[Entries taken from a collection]

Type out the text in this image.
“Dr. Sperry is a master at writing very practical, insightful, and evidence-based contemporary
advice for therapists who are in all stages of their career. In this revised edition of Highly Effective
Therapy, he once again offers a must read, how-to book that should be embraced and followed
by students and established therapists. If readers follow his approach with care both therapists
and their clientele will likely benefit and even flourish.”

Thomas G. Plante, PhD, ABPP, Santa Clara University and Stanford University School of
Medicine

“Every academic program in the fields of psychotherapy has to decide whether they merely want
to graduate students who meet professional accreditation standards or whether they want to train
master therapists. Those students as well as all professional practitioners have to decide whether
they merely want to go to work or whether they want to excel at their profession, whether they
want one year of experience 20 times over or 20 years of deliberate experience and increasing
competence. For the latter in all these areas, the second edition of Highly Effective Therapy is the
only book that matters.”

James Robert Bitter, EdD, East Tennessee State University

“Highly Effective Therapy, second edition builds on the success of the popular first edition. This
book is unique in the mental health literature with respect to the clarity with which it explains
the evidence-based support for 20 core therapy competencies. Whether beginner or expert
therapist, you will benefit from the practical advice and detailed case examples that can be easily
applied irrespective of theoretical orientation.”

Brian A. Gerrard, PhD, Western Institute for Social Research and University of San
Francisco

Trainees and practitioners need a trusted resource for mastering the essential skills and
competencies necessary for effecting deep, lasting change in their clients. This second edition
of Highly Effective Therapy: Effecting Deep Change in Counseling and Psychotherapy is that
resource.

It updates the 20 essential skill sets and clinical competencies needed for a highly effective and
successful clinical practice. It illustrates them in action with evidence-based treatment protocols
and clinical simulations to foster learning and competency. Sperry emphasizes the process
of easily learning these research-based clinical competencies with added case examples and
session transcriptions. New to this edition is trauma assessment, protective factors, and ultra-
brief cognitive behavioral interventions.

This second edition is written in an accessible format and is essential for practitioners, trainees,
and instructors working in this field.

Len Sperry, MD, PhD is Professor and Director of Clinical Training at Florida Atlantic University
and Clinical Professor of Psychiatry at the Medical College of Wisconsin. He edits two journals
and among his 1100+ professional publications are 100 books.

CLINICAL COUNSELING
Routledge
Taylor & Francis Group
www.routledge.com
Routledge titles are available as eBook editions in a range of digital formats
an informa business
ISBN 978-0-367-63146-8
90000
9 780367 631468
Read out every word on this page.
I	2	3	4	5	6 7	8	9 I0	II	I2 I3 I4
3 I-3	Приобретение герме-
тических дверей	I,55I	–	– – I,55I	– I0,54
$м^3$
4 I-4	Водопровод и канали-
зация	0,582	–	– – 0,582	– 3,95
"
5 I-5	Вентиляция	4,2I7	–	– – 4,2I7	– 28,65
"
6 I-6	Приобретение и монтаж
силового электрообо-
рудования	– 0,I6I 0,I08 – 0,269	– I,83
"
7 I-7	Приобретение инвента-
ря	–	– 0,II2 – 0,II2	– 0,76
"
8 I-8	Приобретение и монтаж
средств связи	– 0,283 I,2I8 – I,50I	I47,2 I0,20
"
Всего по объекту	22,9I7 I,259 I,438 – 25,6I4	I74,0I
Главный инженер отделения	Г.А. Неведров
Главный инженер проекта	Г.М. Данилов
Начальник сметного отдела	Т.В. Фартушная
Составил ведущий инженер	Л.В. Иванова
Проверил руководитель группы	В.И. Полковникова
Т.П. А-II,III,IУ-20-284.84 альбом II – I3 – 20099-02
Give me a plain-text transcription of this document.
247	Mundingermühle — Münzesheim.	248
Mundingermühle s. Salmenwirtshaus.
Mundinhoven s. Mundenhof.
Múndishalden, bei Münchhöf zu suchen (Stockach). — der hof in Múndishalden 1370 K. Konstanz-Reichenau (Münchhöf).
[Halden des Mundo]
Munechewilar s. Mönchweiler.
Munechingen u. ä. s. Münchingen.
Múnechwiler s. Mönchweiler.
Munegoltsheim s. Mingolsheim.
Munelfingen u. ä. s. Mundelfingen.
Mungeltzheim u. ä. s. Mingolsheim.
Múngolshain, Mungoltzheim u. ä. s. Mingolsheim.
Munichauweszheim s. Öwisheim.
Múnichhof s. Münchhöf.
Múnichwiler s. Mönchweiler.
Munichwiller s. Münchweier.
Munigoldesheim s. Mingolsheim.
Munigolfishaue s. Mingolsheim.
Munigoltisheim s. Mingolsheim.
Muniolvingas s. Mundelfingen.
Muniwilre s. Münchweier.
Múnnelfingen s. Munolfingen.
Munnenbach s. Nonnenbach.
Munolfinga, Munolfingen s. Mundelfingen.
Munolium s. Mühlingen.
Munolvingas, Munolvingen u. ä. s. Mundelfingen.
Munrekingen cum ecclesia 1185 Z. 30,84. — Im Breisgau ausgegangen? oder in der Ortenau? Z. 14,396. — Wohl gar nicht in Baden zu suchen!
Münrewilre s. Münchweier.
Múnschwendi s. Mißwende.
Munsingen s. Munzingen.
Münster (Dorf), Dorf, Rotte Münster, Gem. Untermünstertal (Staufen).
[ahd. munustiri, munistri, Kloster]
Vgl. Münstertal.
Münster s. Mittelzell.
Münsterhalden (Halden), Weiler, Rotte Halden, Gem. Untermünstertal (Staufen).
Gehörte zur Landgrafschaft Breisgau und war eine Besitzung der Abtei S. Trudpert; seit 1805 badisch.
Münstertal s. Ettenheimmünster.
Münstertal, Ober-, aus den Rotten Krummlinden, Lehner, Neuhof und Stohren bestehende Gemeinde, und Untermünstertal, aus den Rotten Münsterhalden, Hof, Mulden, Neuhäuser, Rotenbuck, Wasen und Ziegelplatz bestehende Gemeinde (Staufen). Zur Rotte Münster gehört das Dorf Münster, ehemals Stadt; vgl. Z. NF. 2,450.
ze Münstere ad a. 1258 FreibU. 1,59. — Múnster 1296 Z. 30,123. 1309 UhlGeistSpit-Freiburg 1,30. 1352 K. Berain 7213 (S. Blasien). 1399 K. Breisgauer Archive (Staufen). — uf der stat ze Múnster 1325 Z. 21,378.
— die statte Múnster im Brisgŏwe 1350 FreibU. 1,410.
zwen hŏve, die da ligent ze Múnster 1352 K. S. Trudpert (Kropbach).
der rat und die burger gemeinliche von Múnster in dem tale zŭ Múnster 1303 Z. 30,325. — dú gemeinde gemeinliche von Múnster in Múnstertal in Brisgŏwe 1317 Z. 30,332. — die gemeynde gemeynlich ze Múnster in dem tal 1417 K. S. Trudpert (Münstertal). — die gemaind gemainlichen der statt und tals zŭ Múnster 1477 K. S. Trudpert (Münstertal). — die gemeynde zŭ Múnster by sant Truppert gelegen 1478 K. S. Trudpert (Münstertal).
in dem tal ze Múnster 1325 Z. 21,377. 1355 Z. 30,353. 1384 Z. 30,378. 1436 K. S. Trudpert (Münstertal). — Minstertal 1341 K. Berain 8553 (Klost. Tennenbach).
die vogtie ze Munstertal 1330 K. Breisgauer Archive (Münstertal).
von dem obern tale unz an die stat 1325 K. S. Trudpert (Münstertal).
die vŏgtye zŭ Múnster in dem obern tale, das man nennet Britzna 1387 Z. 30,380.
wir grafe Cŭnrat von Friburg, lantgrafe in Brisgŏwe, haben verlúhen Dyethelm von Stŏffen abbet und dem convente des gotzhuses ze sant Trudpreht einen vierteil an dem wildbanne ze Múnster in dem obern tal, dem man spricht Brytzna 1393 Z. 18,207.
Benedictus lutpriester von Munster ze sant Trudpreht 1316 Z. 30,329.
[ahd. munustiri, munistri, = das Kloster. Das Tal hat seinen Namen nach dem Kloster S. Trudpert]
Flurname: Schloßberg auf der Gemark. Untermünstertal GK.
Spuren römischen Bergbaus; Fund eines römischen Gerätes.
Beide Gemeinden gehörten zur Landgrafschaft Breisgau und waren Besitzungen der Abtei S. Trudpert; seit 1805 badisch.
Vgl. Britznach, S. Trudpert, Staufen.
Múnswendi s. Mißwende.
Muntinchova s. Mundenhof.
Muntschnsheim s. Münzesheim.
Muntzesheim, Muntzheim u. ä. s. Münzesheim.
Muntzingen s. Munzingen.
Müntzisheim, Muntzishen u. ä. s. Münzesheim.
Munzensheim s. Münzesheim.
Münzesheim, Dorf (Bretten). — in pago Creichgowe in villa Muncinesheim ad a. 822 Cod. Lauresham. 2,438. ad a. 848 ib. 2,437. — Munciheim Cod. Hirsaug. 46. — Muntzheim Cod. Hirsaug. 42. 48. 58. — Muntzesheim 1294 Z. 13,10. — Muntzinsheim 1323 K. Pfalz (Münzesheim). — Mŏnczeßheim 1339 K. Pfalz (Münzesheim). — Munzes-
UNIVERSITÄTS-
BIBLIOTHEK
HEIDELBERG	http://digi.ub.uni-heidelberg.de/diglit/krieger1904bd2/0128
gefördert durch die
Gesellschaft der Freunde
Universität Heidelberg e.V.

### WHAT YOU NEED TO DO
From the material above, gather all lines that include the string "evidence" and copy them.

### ANSWER TO THE PROBLEM
“Dr. Sperry is a master at writing very practical, insightful, and evidence-based contemporary
the evidence-based support for 20 core therapy competencies. Whether beginner or expert
successful clinical practice. It illustrates them in action with evidence-based treatment protocols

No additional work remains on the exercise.